From the listing below, pull out every line where the string "tomonidan" appears.

[SUPPLIED MATERIAL]
◇ ◇ ◇ ◇ ◇ ◇ ◇
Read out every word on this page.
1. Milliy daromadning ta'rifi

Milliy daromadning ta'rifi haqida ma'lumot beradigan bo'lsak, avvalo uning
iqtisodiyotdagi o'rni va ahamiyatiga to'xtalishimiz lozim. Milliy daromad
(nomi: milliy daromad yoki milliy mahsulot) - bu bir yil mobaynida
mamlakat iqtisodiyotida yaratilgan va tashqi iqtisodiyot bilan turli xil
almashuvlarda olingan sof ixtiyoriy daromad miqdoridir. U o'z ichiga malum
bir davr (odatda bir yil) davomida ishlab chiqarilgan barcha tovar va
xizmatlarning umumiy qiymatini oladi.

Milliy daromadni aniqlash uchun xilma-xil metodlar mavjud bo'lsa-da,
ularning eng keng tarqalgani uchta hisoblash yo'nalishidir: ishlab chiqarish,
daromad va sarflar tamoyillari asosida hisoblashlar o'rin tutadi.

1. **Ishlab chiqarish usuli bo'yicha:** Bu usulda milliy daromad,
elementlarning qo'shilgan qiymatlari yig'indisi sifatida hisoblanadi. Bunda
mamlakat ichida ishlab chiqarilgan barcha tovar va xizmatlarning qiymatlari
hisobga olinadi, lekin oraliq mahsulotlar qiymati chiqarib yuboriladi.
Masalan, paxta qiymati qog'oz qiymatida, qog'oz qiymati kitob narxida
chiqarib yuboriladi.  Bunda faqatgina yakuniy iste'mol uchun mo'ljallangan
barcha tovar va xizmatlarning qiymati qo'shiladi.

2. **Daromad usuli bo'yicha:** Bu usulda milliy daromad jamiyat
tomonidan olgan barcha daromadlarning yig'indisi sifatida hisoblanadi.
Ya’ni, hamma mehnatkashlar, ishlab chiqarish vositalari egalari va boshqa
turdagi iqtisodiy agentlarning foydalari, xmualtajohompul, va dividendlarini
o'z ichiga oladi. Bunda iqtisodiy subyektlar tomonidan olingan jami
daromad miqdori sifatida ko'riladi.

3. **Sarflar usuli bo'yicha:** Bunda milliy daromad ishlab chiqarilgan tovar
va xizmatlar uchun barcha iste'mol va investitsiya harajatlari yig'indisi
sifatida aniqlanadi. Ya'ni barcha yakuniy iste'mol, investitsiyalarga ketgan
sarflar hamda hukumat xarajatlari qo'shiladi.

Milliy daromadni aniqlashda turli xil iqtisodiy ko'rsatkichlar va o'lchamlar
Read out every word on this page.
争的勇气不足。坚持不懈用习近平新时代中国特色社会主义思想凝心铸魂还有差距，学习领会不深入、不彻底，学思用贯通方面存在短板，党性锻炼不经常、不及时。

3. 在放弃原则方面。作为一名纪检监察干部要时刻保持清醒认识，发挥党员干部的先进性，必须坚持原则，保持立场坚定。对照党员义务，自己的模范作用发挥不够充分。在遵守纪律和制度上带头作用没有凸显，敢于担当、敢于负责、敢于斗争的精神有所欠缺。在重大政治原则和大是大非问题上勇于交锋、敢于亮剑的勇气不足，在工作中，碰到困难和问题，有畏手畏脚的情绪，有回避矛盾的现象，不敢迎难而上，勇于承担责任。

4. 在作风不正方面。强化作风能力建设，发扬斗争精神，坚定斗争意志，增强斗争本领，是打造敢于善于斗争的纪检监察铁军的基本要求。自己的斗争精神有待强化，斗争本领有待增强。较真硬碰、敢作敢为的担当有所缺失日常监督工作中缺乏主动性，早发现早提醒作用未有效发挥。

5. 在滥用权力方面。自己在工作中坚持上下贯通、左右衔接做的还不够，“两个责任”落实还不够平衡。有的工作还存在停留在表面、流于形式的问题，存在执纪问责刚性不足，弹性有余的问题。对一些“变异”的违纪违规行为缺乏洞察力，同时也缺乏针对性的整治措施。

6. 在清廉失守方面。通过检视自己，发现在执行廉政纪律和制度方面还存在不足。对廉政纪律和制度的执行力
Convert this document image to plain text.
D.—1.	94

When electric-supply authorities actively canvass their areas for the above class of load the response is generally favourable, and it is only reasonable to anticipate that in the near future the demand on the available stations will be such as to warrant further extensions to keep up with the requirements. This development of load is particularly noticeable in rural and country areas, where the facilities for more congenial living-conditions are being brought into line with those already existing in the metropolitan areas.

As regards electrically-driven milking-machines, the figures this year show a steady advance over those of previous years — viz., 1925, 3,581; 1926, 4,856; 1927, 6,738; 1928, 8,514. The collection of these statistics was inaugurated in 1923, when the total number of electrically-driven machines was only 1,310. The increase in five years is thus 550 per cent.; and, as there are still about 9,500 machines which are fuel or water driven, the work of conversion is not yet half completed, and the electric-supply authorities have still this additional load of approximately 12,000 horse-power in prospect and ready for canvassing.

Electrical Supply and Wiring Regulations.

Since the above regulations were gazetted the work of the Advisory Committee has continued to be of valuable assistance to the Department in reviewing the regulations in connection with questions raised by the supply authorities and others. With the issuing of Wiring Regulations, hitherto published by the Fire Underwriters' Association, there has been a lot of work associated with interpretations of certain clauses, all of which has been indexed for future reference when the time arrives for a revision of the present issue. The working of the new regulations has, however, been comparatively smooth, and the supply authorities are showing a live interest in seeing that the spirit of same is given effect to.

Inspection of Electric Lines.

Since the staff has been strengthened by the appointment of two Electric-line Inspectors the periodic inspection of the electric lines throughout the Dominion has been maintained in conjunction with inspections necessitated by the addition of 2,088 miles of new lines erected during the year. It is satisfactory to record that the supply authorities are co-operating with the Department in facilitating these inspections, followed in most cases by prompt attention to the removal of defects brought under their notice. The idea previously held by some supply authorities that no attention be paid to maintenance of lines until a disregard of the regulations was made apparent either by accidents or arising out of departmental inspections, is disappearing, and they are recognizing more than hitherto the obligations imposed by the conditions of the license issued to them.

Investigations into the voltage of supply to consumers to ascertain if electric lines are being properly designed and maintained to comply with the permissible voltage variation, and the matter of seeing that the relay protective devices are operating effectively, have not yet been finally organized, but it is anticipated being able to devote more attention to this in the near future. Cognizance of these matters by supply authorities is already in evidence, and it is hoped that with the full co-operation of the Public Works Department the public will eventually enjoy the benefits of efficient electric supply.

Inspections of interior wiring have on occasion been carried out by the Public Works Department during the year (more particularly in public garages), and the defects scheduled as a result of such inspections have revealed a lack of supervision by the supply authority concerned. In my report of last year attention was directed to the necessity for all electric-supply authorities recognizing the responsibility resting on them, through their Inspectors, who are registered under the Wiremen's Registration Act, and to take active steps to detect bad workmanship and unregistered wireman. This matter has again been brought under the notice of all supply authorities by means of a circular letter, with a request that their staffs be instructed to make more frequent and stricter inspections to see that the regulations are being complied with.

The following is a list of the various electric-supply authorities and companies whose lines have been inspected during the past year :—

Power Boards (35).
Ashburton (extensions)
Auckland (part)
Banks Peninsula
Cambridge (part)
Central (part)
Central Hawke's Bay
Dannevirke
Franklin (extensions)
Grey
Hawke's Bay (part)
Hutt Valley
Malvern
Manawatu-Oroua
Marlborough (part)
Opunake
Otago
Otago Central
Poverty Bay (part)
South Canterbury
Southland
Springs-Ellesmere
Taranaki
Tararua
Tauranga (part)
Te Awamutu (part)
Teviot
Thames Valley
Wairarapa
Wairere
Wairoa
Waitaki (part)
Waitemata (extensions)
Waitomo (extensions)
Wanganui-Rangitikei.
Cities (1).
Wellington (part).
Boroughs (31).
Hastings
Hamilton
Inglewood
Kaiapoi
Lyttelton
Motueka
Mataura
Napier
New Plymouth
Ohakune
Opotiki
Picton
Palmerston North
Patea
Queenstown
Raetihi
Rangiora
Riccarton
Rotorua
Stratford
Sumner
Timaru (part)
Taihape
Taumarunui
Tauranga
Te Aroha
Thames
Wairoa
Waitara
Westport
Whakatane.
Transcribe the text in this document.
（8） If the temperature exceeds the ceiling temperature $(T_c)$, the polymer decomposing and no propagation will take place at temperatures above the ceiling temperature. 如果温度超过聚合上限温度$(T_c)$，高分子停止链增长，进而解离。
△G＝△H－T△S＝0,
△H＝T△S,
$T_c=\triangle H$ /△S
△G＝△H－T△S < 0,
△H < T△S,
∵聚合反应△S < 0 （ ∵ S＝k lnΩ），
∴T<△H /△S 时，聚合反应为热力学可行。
◇ ◇ ◇ ◇ ◇ ◇ ◇
[SOLUTION TO THIS EXERCISE]
tomonidan olgan barcha daromadlarning yig'indisi sifatida hisoblanadi.
o'z ichiga oladi. Bunda iqtisodiy subyektlar tomonidan olingan jami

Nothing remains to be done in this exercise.